▶ **PROBLEM DESCRIPTION**
Reproduce word for word the passage of the Doctor Who Christmas Special article starting with "Right, how much" and going on through "we're already getting.".

▶ **EXCERPT TO READ**
━━━━
The upcoming Doctor Who Christmas Special will bring us more of Russell T. Davies' uncompromising writing and an apparent move into Fantasy.



Article Summary

  • Doctor Who Christmas Special teases fantasy elements with goblins.
  • Russell T. Davies leads a fresh "Series One" with Ncuti Gatwa.
  • The show embraces LGBTQ themes, reflecting Davies’ storytelling evolution.
  • Doctor Who blends Sci-Fi with Fantasy, streaming on Disney+.

Right, how much more can we milk out of this weekend's Doctor Who? How about some thoughts about the Christmas Special? Yes, it's only a trailer for "The Church on Ruby Road" so far, but there's enough to go on. Goblins! At Christmas! Because why not? Let's go over what we're already getting.

Doctor Who: Christmas Special Trailer Suggests a Future with Fantasy
Image: BBC Screencap

The next season of Doctor Who, Ncuti Gatwa's first, is labeled "Series One," a new soft reboot for the Disney+ bigger-budget era. Showrunner Russell T. Davies calls it not a reboot but a "reimagining." He hasn't erased or retconned away previous continuity or canon, merely cleared the decks for a new Doctor with no baggage. New viewers worldwide can start with Gatwa's Doctor fresh without ever having seen any Doctor Who before. We know now that streamings do better when a show is considered new. The 60th Anniversary Specials were considered a "soft launch" on Disney+, and the real launch for the new series will be Gatwa's first season next year. You can expect the Disney PR machine to make a big push in America.
━━━━
▶ **ROWS**

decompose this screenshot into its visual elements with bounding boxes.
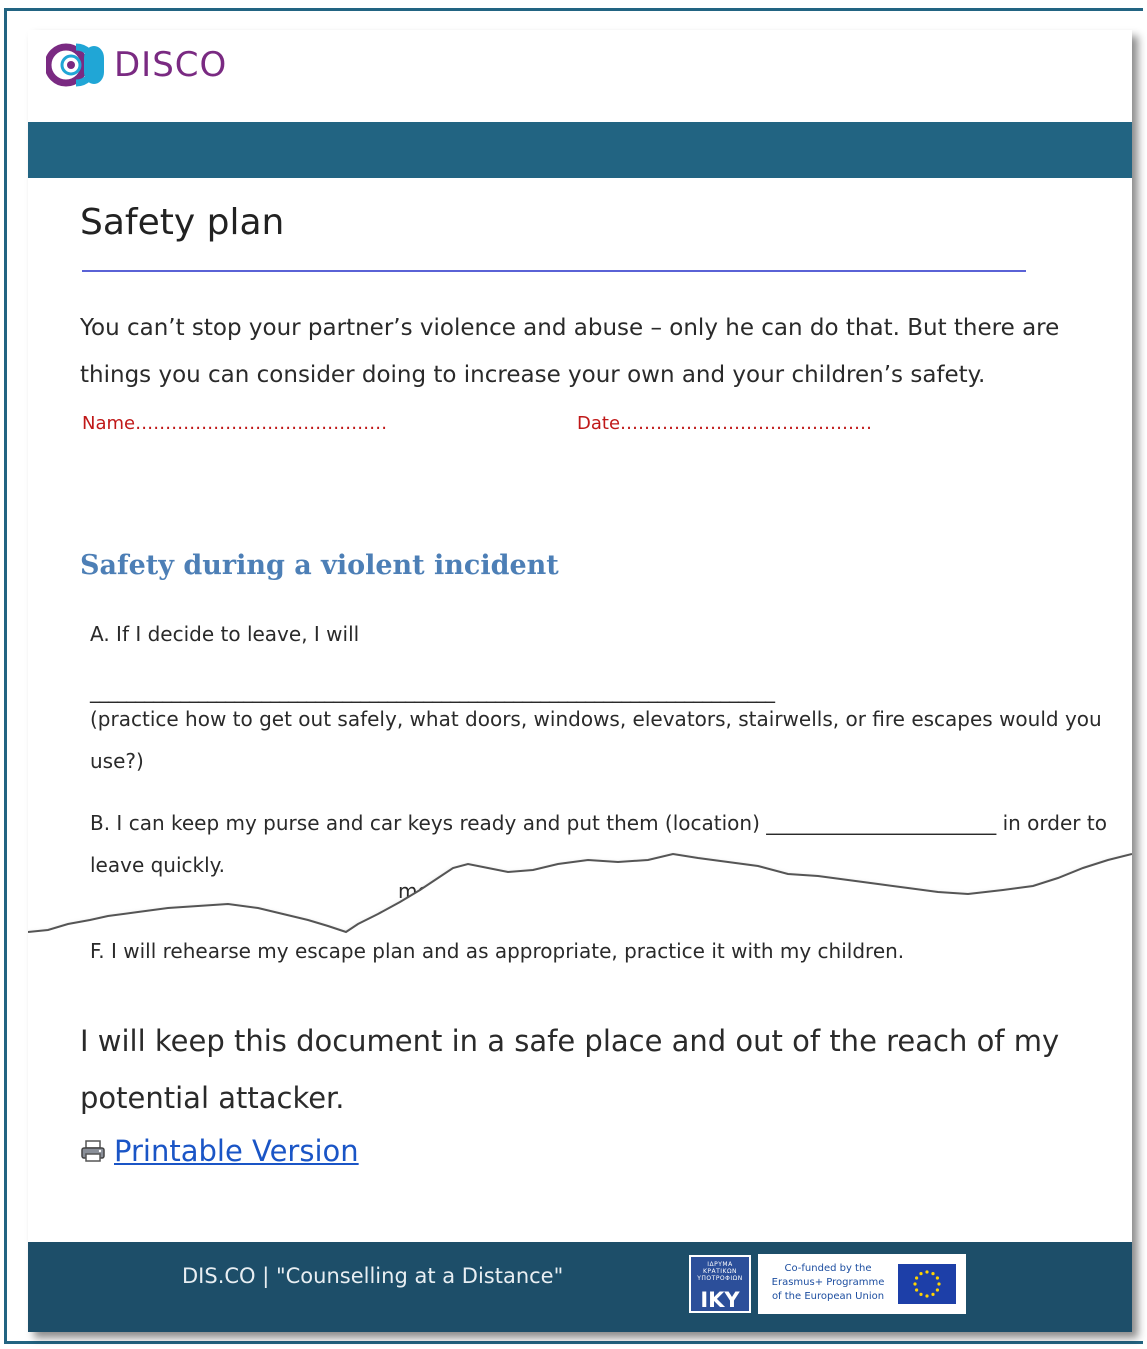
printable-version-row[interactable]: Printable Version bbox=[80, 1134, 359, 1168]
header-banner bbox=[28, 122, 1132, 178]
item-a-note: (practice how to get out safely, what do… bbox=[90, 707, 1102, 773]
printable-version-link[interactable]: Printable Version bbox=[114, 1134, 359, 1168]
eu-flag-icon bbox=[898, 1264, 956, 1304]
name-field[interactable]: Name…………………………………… bbox=[82, 413, 387, 434]
item-e-fragment: money in a suitcase with _______________… bbox=[398, 879, 1041, 903]
title-divider bbox=[82, 270, 1026, 272]
erasmus-text: Co-funded by the Erasmus+ Programme of t… bbox=[771, 1263, 885, 1302]
item-f-text: F. I will rehearse my escape plan and as… bbox=[90, 939, 905, 963]
erasmus-logo: Co-funded by the Erasmus+ Programme of t… bbox=[758, 1254, 966, 1314]
page-title: Safety plan bbox=[80, 202, 285, 243]
iky-label: IKY bbox=[700, 1288, 740, 1312]
disco-logo[interactable]: DISCO bbox=[46, 40, 227, 90]
printer-icon bbox=[81, 1140, 105, 1162]
document-page: DISCO Safety plan You can’t stop your pa… bbox=[28, 30, 1132, 1332]
intro-paragraph: You can’t stop your partner’s violence a… bbox=[80, 315, 1060, 388]
footer-text: DIS.CO | "Counselling at a Distance" bbox=[182, 1264, 564, 1288]
footer: DIS.CO | "Counselling at a Distance" ΙΔΡ… bbox=[28, 1242, 1132, 1332]
date-field[interactable]: Date…………………………………… bbox=[577, 413, 872, 434]
disco-logo-icon bbox=[46, 43, 104, 87]
iky-small-text: ΙΔΡΥΜΑ ΚΡΑΤΙΚΩΝ ΥΠΟΤΡΟΦΙΩΝ bbox=[697, 1261, 743, 1282]
item-a-prompt: A. If I decide to leave, I will bbox=[90, 622, 360, 646]
closing-statement: I will keep this document in a safe plac… bbox=[80, 1024, 1060, 1115]
iky-logo: ΙΔΡΥΜΑ ΚΡΑΤΙΚΩΝ ΥΠΟΤΡΟΦΙΩΝ IKY bbox=[689, 1255, 751, 1313]
section-heading: Safety during a violent incident bbox=[80, 550, 559, 581]
logo-text: DISCO bbox=[114, 45, 228, 85]
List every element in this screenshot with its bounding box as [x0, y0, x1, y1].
━━━━
▶ **RESULT OF THIS EXERCISE**
Right, how much more can we milk out of this weekend's Doctor Who? How about some thoughts about the Christmas Special? Yes, it's only a trailer for "The Church on Ruby Road" so far, but there's enough to go on. Goblins! At Christmas! Because why not? Let's go over what we're already getting.